Stored data
---

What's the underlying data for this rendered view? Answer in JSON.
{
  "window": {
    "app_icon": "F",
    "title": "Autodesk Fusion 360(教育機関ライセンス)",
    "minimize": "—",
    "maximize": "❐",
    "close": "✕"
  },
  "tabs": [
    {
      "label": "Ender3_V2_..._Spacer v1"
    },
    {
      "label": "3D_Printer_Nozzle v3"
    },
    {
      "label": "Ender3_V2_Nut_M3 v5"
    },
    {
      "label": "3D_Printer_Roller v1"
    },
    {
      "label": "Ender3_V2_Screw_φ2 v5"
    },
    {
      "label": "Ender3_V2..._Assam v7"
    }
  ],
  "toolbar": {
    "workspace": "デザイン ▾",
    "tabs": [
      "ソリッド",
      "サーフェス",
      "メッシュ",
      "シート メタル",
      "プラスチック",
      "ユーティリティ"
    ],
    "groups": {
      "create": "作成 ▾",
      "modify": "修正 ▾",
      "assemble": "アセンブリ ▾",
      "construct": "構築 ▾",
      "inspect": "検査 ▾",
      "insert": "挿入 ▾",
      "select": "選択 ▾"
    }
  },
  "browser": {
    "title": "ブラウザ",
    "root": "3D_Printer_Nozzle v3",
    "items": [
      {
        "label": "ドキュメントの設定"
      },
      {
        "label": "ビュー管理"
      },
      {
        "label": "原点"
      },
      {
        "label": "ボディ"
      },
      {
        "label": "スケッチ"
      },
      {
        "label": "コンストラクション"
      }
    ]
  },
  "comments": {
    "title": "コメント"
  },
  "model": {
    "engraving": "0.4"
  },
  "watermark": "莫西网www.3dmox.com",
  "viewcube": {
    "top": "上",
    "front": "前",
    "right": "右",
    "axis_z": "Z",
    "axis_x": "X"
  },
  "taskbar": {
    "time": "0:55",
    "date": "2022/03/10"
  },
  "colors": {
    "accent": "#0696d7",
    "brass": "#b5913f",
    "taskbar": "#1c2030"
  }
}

---

**DIRECTIONS FOR THIS TASK**: Reproduce each entry exactly, leaving out nothing.

**TASK RESULT**:
What's the underlying data for this rendered view? Answer in JSON.
{
  "window": {
    "app_icon": "F",
    "title": "Autodesk Fusion 360(教育機関ライセンス)",
    "minimize": "—",
    "maximize": "❐",
    "close": "✕"
  },
  "tabs": [
    {
      "label": "Ender3_V2_..._Spacer v1"
    },
    {
      "label": "3D_Printer_Nozzle v3"
    },
    {
      "label": "Ender3_V2_Nut_M3 v5"
    },
    {
      "label": "3D_Printer_Roller v1"
    },
    {
      "label": "Ender3_V2_Screw_φ2 v5"
    },
    {
      "label": "Ender3_V2..._Assam v7"
    }
  ],
  "toolbar": {
    "workspace": "デザイン ▾",
    "tabs": [
      "ソリッド",
      "サーフェス",
      "メッシュ",
      "シート メタル",
      "プラスチック",
      "ユーティリティ"
    ],
    "groups": {
      "create": "作成 ▾",
      "modify": "修正 ▾",
      "assemble": "アセンブリ ▾",
      "construct": "構築 ▾",
      "inspect": "検査 ▾",
      "insert": "挿入 ▾",
      "select": "選択 ▾"
    }
  },
  "browser": {
    "title": "ブラウザ",
    "root": "3D_Printer_Nozzle v3",
    "items": [
      {
        "label": "ドキュメントの設定"
      },
      {
        "label": "ビュー管理"
      },
      {
        "label": "原点"
      },
      {
        "label": "ボディ"
      },
      {
        "label": "スケッチ"
      },
      {
        "label": "コンストラクション"
      }
    ]
  },
  "comments": {
    "title": "コメント"
  },
  "model": {
    "engraving": "0.4"
  },
  "watermark": "莫西网www.3dmox.com",
  "viewcube": {
    "top": "上",
    "front": "前",
    "right": "右",
    "axis_z": "Z",
    "axis_x": "X"
  },
  "taskbar": {
    "time": "0:55",
    "date": "2022/03/10"
  },
  "colors": {
    "accent": "#0696d7",
    "brass": "#b5913f",
    "taskbar": "#1c2030"
  }
}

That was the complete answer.